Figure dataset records
########################################
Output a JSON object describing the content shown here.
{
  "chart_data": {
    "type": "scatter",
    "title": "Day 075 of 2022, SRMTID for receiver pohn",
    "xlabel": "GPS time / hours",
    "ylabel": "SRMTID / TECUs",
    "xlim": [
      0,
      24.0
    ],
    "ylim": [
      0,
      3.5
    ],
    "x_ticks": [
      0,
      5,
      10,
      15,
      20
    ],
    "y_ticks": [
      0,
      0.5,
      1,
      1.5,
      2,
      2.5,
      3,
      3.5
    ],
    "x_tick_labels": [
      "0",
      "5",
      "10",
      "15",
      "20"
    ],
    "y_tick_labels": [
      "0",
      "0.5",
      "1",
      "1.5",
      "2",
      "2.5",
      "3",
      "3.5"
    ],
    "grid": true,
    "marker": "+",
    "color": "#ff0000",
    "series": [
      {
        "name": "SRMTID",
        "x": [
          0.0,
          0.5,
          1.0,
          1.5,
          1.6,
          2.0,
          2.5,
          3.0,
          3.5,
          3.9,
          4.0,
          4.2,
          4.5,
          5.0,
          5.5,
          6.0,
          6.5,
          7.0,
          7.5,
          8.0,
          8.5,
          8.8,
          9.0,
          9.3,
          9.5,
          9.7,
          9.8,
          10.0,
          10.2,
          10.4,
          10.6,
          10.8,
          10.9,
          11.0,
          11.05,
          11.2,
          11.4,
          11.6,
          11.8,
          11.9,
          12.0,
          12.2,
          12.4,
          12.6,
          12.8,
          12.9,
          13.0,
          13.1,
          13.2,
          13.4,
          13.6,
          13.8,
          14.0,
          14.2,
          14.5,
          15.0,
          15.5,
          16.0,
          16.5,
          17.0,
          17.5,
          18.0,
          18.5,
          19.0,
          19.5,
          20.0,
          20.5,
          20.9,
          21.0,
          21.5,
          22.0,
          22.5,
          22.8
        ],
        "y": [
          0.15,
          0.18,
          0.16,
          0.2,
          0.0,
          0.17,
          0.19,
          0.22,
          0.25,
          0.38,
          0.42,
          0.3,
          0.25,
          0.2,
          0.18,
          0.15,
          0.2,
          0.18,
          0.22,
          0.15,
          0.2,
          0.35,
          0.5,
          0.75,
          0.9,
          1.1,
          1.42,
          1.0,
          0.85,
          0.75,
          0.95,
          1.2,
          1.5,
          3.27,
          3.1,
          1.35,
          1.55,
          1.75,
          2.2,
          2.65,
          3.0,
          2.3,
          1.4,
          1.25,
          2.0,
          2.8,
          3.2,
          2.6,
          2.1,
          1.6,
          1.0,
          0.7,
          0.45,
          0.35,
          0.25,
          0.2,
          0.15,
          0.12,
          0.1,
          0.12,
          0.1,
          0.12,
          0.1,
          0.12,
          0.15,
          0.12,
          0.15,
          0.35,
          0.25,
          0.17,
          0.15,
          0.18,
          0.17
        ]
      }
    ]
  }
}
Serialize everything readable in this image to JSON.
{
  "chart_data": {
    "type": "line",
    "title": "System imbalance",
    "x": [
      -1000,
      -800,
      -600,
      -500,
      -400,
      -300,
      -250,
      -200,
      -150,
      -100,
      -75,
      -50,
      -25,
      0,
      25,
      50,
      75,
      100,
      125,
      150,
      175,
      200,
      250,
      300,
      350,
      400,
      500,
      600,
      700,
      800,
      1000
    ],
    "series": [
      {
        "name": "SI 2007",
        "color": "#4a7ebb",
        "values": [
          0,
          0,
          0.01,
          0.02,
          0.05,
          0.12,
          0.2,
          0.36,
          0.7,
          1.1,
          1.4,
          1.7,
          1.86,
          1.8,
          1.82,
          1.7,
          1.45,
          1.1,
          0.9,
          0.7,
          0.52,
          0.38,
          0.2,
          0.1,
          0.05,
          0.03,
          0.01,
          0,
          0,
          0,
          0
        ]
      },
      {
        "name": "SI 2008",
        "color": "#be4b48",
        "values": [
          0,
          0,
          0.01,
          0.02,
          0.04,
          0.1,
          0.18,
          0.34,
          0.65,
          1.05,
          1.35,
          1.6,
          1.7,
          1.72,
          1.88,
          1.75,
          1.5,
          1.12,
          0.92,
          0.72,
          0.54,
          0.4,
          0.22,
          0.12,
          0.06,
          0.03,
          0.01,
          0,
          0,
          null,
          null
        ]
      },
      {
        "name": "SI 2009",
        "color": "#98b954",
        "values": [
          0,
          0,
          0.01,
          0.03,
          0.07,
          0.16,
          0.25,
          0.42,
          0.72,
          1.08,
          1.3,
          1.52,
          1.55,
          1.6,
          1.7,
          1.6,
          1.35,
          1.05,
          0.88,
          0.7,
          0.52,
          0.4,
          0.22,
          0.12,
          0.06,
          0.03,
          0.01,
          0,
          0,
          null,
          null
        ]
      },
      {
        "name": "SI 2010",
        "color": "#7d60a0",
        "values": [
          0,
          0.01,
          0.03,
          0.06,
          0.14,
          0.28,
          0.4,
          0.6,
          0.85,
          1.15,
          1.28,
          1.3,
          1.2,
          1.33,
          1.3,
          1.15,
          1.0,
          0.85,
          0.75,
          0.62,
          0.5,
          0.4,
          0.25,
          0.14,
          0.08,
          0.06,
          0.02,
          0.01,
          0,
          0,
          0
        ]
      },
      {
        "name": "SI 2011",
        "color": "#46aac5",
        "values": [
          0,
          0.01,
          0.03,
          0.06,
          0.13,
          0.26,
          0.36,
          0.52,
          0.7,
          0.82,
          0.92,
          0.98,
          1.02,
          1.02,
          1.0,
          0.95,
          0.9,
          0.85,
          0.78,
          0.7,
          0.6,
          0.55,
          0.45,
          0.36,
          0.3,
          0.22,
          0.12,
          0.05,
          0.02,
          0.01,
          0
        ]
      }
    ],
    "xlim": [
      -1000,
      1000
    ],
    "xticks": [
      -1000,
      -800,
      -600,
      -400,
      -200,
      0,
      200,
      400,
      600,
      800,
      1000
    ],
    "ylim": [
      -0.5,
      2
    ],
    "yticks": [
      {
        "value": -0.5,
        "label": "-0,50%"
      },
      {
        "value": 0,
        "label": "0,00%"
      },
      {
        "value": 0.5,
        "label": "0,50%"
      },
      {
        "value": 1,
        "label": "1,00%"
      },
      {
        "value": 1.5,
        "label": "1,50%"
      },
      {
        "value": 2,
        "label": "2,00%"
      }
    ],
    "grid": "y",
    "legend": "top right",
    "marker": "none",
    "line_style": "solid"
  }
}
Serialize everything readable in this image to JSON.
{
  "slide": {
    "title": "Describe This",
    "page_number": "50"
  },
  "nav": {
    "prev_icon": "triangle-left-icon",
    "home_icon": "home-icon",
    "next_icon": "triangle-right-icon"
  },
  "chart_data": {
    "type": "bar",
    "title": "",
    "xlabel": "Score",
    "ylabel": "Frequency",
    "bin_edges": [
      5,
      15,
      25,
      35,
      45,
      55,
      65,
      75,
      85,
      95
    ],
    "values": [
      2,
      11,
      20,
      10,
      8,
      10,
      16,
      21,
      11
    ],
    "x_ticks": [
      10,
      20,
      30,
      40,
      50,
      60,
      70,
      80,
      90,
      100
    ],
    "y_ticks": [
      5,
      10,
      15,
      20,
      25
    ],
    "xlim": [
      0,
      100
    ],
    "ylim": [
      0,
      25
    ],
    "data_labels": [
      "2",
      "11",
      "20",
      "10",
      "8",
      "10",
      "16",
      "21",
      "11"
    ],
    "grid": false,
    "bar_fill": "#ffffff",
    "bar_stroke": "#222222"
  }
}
########################################
• [Problem details]
Please quote the records above exactly, without skipping a line.

• [Solution to the problem]
Output a JSON object describing the content shown here.
{
  "chart_data": {
    "type": "scatter",
    "title": "Day 075 of 2022, SRMTID for receiver pohn",
    "xlabel": "GPS time / hours",
    "ylabel": "SRMTID / TECUs",
    "xlim": [
      0,
      24.0
    ],
    "ylim": [
      0,
      3.5
    ],
    "x_ticks": [
      0,
      5,
      10,
      15,
      20
    ],
    "y_ticks": [
      0,
      0.5,
      1,
      1.5,
      2,
      2.5,
      3,
      3.5
    ],
    "x_tick_labels": [
      "0",
      "5",
      "10",
      "15",
      "20"
    ],
    "y_tick_labels": [
      "0",
      "0.5",
      "1",
      "1.5",
      "2",
      "2.5",
      "3",
      "3.5"
    ],
    "grid": true,
    "marker": "+",
    "color": "#ff0000",
    "series": [
      {
        "name": "SRMTID",
        "x": [
          0.0,
          0.5,
          1.0,
          1.5,
          1.6,
          2.0,
          2.5,
          3.0,
          3.5,
          3.9,
          4.0,
          4.2,
          4.5,
          5.0,
          5.5,
          6.0,
          6.5,
          7.0,
          7.5,
          8.0,
          8.5,
          8.8,
          9.0,
          9.3,
          9.5,
          9.7,
          9.8,
          10.0,
          10.2,
          10.4,
          10.6,
          10.8,
          10.9,
          11.0,
          11.05,
          11.2,
          11.4,
          11.6,
          11.8,
          11.9,
          12.0,
          12.2,
          12.4,
          12.6,
          12.8,
          12.9,
          13.0,
          13.1,
          13.2,
          13.4,
          13.6,
          13.8,
          14.0,
          14.2,
          14.5,
          15.0,
          15.5,
          16.0,
          16.5,
          17.0,
          17.5,
          18.0,
          18.5,
          19.0,
          19.5,
          20.0,
          20.5,
          20.9,
          21.0,
          21.5,
          22.0,
          22.5,
          22.8
        ],
        "y": [
          0.15,
          0.18,
          0.16,
          0.2,
          0.0,
          0.17,
          0.19,
          0.22,
          0.25,
          0.38,
          0.42,
          0.3,
          0.25,
          0.2,
          0.18,
          0.15,
          0.2,
          0.18,
          0.22,
          0.15,
          0.2,
          0.35,
          0.5,
          0.75,
          0.9,
          1.1,
          1.42,
          1.0,
          0.85,
          0.75,
          0.95,
          1.2,
          1.5,
          3.27,
          3.1,
          1.35,
          1.55,
          1.75,
          2.2,
          2.65,
          3.0,
          2.3,
          1.4,
          1.25,
          2.0,
          2.8,
          3.2,
          2.6,
          2.1,
          1.6,
          1.0,
          0.7,
          0.45,
          0.35,
          0.25,
          0.2,
          0.15,
          0.12,
          0.1,
          0.12,
          0.1,
          0.12,
          0.1,
          0.12,
          0.15,
          0.12,
          0.15,
          0.35,
          0.25,
          0.17,
          0.15,
          0.18,
          0.17
        ]
      }
    ]
  }
}
Serialize everything readable in this image to JSON.
{
  "chart_data": {
    "type": "line",
    "title": "System imbalance",
    "x": [
      -1000,
      -800,
      -600,
      -500,
      -400,
      -300,
      -250,
      -200,
      -150,
      -100,
      -75,
      -50,
      -25,
      0,
      25,
      50,
      75,
      100,
      125,
      150,
      175,
      200,
      250,
      300,
      350,
      400,
      500,
      600,
      700,
      800,
      1000
    ],
    "series": [
      {
        "name": "SI 2007",
        "color": "#4a7ebb",
        "values": [
          0,
          0,
          0.01,
          0.02,
          0.05,
          0.12,
          0.2,
          0.36,
          0.7,
          1.1,
          1.4,
          1.7,
          1.86,
          1.8,
          1.82,
          1.7,
          1.45,
          1.1,
          0.9,
          0.7,
          0.52,
          0.38,
          0.2,
          0.1,
          0.05,
          0.03,
          0.01,
          0,
          0,
          0,
          0
        ]
      },
      {
        "name": "SI 2008",
        "color": "#be4b48",
        "values": [
          0,
          0,
          0.01,
          0.02,
          0.04,
          0.1,
          0.18,
          0.34,
          0.65,
          1.05,
          1.35,
          1.6,
          1.7,
          1.72,
          1.88,
          1.75,
          1.5,
          1.12,
          0.92,
          0.72,
          0.54,
          0.4,
          0.22,
          0.12,
          0.06,
          0.03,
          0.01,
          0,
          0,
          null,
          null
        ]
      },
      {
        "name": "SI 2009",
        "color": "#98b954",
        "values": [
          0,
          0,
          0.01,
          0.03,
          0.07,
          0.16,
          0.25,
          0.42,
          0.72,
          1.08,
          1.3,
          1.52,
          1.55,
          1.6,
          1.7,
          1.6,
          1.35,
          1.05,
          0.88,
          0.7,
          0.52,
          0.4,
          0.22,
          0.12,
          0.06,
          0.03,
          0.01,
          0,
          0,
          null,
          null
        ]
      },
      {
        "name": "SI 2010",
        "color": "#7d60a0",
        "values": [
          0,
          0.01,
          0.03,
          0.06,
          0.14,
          0.28,
          0.4,
          0.6,
          0.85,
          1.15,
          1.28,
          1.3,
          1.2,
          1.33,
          1.3,
          1.15,
          1.0,
          0.85,
          0.75,
          0.62,
          0.5,
          0.4,
          0.25,
          0.14,
          0.08,
          0.06,
          0.02,
          0.01,
          0,
          0,
          0
        ]
      },
      {
        "name": "SI 2011",
        "color": "#46aac5",
        "values": [
          0,
          0.01,
          0.03,
          0.06,
          0.13,
          0.26,
          0.36,
          0.52,
          0.7,
          0.82,
          0.92,
          0.98,
          1.02,
          1.02,
          1.0,
          0.95,
          0.9,
          0.85,
          0.78,
          0.7,
          0.6,
          0.55,
          0.45,
          0.36,
          0.3,
          0.22,
          0.12,
          0.05,
          0.02,
          0.01,
          0
        ]
      }
    ],
    "xlim": [
      -1000,
      1000
    ],
    "xticks": [
      -1000,
      -800,
      -600,
      -400,
      -200,
      0,
      200,
      400,
      600,
      800,
      1000
    ],
    "ylim": [
      -0.5,
      2
    ],
    "yticks": [
      {
        "value": -0.5,
        "label": "-0,50%"
      },
      {
        "value": 0,
        "label": "0,00%"
      },
      {
        "value": 0.5,
        "label": "0,50%"
      },
      {
        "value": 1,
        "label": "1,00%"
      },
      {
        "value": 1.5,
        "label": "1,50%"
      },
      {
        "value": 2,
        "label": "2,00%"
      }
    ],
    "grid": "y",
    "legend": "top right",
    "marker": "none",
    "line_style": "solid"
  }
}
Serialize everything readable in this image to JSON.
{
  "slide": {
    "title": "Describe This",
    "page_number": "50"
  },
  "nav": {
    "prev_icon": "triangle-left-icon",
    "home_icon": "home-icon",
    "next_icon": "triangle-right-icon"
  },
  "chart_data": {
    "type": "bar",
    "title": "",
    "xlabel": "Score",
    "ylabel": "Frequency",
    "bin_edges": [
      5,
      15,
      25,
      35,
      45,
      55,
      65,
      75,
      85,
      95
    ],
    "values": [
      2,
      11,
      20,
      10,
      8,
      10,
      16,
      21,
      11
    ],
    "x_ticks": [
      10,
      20,
      30,
      40,
      50,
      60,
      70,
      80,
      90,
      100
    ],
    "y_ticks": [
      5,
      10,
      15,
      20,
      25
    ],
    "xlim": [
      0,
      100
    ],
    "ylim": [
      0,
      25
    ],
    "data_labels": [
      "2",
      "11",
      "20",
      "10",
      "8",
      "10",
      "16",
      "21",
      "11"
    ],
    "grid": false,
    "bar_fill": "#ffffff",
    "bar_stroke": "#222222"
  }
}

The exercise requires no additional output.